━━━━━ Estratti dei record
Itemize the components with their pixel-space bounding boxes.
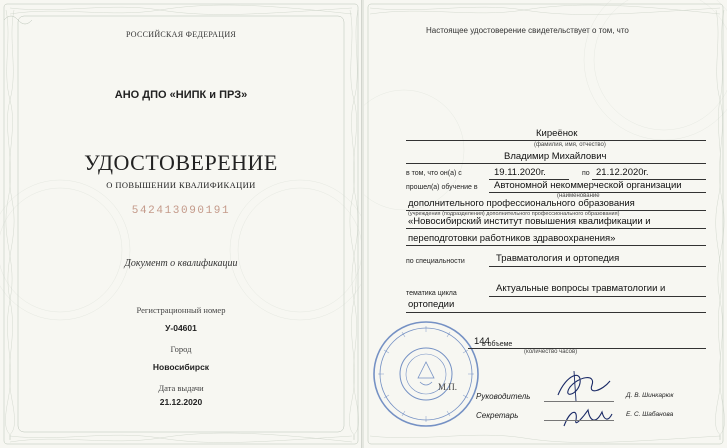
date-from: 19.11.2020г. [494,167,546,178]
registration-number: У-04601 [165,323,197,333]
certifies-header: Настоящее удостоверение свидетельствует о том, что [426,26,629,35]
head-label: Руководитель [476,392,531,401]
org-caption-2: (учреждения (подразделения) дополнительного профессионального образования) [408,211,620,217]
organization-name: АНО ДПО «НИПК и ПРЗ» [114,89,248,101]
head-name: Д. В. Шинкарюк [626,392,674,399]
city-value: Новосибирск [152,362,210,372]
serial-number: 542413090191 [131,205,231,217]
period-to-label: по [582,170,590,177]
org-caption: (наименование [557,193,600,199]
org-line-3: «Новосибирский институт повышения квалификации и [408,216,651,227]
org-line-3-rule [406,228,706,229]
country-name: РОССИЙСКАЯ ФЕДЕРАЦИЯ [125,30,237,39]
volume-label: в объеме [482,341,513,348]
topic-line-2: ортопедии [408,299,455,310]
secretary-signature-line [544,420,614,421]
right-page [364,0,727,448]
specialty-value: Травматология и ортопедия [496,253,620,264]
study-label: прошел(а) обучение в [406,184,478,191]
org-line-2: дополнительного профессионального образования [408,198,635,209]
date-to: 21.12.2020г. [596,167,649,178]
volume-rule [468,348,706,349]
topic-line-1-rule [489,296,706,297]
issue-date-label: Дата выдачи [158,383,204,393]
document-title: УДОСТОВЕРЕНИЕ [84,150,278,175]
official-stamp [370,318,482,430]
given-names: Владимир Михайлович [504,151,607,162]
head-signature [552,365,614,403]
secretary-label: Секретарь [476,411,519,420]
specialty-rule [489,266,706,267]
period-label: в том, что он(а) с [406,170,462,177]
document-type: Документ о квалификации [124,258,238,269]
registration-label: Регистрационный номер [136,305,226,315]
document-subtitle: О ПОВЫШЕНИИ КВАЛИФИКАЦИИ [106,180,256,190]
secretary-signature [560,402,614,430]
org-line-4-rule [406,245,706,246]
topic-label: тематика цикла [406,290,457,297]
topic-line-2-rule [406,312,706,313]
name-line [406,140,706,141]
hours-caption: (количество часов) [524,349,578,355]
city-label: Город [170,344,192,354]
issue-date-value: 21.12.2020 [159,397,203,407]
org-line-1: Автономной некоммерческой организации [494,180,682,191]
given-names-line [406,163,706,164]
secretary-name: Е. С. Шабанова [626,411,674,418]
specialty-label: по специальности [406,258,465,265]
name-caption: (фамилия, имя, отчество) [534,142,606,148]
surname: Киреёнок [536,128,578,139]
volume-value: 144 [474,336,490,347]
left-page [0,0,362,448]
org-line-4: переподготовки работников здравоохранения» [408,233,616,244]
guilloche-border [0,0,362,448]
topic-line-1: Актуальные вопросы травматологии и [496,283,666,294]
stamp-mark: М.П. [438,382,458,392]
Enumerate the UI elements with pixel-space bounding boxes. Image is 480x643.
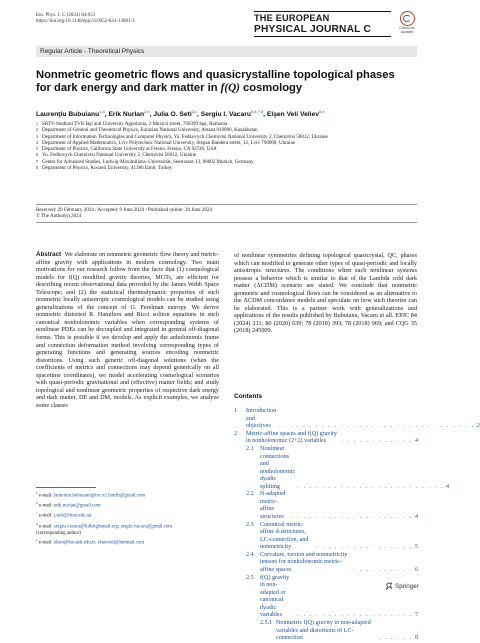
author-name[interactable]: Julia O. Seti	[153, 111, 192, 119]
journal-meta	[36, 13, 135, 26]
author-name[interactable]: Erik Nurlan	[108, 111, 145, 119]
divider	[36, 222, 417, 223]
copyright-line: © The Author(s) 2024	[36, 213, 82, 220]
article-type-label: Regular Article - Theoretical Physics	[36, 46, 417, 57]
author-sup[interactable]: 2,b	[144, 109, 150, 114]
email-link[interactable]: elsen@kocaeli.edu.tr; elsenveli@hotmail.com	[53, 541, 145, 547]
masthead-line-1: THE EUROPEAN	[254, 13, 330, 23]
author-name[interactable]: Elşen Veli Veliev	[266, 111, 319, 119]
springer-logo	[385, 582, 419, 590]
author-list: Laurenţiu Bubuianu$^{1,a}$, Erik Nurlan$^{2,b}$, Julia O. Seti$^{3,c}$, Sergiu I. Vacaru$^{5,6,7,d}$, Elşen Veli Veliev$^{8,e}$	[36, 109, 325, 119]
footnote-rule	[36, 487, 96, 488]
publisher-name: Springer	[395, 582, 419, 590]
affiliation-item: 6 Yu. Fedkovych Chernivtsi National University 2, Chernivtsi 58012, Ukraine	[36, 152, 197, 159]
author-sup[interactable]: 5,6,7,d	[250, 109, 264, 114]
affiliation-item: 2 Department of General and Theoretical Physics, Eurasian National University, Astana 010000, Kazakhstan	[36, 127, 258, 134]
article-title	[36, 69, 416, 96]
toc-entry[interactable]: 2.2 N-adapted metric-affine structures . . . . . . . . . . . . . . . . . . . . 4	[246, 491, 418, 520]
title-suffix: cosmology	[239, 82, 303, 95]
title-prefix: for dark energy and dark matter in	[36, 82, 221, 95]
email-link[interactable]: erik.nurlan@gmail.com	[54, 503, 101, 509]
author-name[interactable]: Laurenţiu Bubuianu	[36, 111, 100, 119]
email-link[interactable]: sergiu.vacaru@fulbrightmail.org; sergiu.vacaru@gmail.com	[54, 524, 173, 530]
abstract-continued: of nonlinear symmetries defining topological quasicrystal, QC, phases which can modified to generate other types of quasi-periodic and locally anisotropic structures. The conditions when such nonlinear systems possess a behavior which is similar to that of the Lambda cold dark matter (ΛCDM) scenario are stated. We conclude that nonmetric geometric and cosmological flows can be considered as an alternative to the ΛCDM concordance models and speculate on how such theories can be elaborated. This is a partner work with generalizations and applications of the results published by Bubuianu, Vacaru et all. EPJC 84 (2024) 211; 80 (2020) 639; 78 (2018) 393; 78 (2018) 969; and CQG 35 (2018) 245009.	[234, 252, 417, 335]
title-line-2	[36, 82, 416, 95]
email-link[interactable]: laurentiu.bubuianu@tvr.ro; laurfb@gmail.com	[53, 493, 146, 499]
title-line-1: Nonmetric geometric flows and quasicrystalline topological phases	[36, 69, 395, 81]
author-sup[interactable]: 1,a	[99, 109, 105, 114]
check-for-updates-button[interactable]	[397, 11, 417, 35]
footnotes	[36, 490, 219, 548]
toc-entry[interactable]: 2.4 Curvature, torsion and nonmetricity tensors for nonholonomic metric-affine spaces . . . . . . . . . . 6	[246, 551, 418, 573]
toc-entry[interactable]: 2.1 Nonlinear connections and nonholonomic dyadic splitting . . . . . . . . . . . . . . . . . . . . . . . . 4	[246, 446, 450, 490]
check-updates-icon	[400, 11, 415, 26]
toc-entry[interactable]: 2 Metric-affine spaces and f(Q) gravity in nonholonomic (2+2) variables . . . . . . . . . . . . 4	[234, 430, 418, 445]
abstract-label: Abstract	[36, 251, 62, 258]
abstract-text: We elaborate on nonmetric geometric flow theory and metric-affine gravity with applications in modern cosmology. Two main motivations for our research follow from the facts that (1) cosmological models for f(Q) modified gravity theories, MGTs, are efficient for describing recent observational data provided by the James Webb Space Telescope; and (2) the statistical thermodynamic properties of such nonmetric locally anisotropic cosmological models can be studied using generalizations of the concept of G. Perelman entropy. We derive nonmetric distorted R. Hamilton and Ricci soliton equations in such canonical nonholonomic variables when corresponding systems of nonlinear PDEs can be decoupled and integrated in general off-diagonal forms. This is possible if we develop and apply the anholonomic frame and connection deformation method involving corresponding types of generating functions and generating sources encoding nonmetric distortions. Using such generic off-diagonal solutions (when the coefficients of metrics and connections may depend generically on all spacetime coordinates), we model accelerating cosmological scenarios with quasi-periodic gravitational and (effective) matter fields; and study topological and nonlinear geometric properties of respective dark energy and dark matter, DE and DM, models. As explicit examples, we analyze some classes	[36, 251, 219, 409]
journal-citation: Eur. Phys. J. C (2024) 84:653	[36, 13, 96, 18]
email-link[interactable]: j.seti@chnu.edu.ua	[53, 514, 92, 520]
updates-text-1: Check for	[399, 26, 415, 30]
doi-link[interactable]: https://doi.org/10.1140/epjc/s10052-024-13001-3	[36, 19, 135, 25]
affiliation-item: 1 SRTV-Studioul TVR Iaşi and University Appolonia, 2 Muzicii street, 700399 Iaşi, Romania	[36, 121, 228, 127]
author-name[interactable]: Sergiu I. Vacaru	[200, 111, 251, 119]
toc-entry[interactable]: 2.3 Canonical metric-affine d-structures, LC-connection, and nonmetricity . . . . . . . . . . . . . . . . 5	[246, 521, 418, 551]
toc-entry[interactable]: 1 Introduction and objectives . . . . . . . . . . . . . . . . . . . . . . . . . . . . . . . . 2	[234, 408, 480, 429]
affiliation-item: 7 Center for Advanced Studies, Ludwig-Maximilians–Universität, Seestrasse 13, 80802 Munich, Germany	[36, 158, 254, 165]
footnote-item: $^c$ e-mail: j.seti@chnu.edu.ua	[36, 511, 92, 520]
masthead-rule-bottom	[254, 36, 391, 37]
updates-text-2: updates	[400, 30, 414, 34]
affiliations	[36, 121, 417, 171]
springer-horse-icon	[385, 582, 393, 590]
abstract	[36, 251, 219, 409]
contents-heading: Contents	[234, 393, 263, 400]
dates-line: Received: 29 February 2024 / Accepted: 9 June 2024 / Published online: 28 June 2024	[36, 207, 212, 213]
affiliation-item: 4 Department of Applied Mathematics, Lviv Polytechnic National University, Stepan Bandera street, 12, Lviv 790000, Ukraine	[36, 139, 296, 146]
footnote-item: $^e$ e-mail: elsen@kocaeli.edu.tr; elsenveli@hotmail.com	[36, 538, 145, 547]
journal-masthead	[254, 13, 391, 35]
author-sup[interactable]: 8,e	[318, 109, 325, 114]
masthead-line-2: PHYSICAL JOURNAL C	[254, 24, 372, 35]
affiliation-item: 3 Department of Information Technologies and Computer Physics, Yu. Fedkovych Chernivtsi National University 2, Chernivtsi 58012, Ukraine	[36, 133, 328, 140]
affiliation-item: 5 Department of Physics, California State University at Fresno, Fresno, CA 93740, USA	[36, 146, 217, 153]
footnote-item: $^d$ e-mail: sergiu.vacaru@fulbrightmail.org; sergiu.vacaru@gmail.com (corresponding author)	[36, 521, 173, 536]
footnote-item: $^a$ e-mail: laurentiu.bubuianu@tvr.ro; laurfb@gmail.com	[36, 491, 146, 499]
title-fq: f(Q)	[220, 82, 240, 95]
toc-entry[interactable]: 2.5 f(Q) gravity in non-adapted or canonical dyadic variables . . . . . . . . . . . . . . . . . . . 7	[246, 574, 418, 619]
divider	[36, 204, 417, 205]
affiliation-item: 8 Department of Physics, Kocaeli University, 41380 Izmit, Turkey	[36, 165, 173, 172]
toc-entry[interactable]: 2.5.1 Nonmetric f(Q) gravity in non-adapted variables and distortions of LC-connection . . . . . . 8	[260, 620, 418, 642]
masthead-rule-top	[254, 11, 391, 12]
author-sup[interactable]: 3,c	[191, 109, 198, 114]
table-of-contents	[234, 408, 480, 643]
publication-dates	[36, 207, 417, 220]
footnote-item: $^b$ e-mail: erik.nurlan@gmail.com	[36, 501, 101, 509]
━━━━━━━━━━
━━━━━ Estratti dei record
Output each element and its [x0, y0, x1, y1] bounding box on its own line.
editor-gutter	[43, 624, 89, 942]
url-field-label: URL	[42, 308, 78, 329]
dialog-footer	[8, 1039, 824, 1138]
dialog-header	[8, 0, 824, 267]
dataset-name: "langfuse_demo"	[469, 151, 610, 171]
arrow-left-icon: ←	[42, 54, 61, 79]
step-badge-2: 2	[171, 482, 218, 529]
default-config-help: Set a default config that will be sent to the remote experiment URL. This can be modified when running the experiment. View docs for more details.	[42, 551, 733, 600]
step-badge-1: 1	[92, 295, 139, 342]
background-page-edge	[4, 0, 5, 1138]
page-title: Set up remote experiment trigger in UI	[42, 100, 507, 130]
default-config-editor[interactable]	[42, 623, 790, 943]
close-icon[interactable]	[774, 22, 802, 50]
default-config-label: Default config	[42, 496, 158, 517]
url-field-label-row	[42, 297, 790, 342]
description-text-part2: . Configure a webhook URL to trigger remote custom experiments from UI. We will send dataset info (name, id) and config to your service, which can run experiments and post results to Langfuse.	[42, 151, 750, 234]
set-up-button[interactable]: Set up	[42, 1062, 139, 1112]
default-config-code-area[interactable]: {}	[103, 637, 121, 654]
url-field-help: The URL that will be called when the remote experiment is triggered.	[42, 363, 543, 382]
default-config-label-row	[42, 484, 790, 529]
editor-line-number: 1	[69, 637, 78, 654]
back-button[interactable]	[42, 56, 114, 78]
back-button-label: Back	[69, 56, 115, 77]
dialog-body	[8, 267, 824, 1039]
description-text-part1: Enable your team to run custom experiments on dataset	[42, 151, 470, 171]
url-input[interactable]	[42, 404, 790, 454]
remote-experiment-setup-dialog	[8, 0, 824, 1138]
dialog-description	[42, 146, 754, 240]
━━━━━━━━━━
━━━━━ Estratti dei record
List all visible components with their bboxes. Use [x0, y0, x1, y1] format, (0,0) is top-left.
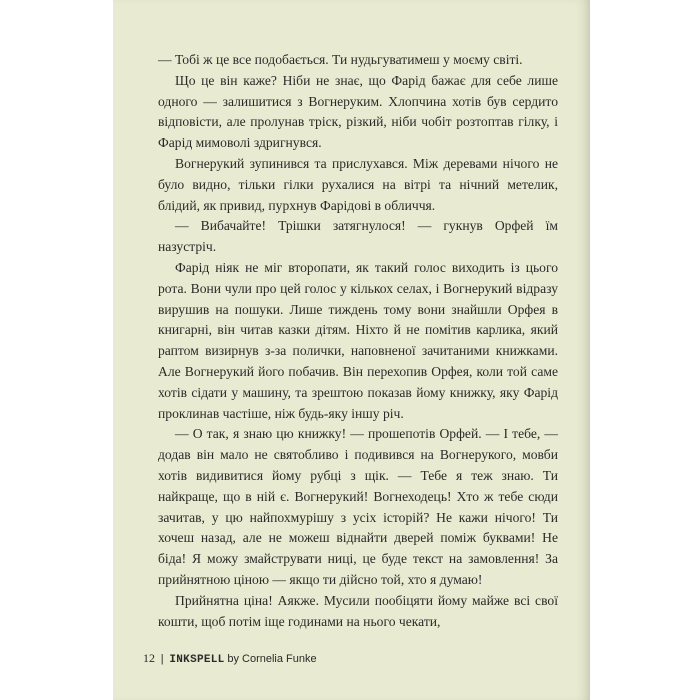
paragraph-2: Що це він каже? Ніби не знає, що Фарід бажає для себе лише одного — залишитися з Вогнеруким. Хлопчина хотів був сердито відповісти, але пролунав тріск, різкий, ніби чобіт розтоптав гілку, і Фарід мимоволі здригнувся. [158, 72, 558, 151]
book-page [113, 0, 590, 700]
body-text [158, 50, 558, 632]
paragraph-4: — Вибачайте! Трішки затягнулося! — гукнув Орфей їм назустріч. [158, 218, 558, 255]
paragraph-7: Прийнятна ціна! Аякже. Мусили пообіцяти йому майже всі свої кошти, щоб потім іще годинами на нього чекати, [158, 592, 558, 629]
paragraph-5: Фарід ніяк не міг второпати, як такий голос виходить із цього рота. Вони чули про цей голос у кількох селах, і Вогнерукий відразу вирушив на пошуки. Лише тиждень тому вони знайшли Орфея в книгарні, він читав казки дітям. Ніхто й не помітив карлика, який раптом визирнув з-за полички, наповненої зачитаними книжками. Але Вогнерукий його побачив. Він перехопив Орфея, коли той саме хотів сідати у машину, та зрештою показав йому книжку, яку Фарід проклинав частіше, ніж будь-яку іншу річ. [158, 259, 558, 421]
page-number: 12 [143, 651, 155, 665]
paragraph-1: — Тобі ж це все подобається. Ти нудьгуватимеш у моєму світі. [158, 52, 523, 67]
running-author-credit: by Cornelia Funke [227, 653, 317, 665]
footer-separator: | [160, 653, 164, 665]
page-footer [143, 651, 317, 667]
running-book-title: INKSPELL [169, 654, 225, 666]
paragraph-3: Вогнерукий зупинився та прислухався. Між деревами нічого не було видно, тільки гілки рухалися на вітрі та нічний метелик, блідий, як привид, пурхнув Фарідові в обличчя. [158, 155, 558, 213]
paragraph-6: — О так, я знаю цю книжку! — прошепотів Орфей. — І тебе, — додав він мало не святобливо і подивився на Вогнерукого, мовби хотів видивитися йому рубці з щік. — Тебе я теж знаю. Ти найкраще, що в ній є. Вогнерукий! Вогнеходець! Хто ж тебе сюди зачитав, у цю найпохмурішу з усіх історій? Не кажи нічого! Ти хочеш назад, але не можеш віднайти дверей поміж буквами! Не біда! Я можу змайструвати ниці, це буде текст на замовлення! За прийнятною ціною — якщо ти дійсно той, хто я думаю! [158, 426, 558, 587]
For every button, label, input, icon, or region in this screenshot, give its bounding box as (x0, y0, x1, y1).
━━━━━━━━━━
Ripeti senza cambiare nulla tutto ciò che va dalla riga che contiene "date-from: 19.11.2020г. [494,167,546,178]" giù fino alla riga che contiene "secretary-signature-line [544,420,614,421]", estremi compresi.

Soluzione:
date-from: 19.11.2020г. [494,167,546,178]
registration-number: У-04601 [165,323,197,333]
certifies-header: Настоящее удостоверение свидетельствует о том, что [426,26,629,35]
head-label: Руководитель [476,392,531,401]
org-caption-2: (учреждения (подразделения) дополнительного профессионального образования) [408,211,620,217]
organization-name: АНО ДПО «НИПК и ПРЗ» [114,89,248,101]
head-name: Д. В. Шинкарюк [626,392,674,399]
city-value: Новосибирск [152,362,210,372]
serial-number: 542413090191 [131,205,231,217]
period-to-label: по [582,170,590,177]
org-caption: (наименование [557,193,600,199]
org-line-3: «Новосибирский институт повышения квалификации и [408,216,651,227]
org-line-3-rule [406,228,706,229]
country-name: РОССИЙСКАЯ ФЕДЕРАЦИЯ [125,30,237,39]
volume-label: в объеме [482,341,513,348]
topic-line-2: ортопедии [408,299,455,310]
secretary-signature-line [544,420,614,421]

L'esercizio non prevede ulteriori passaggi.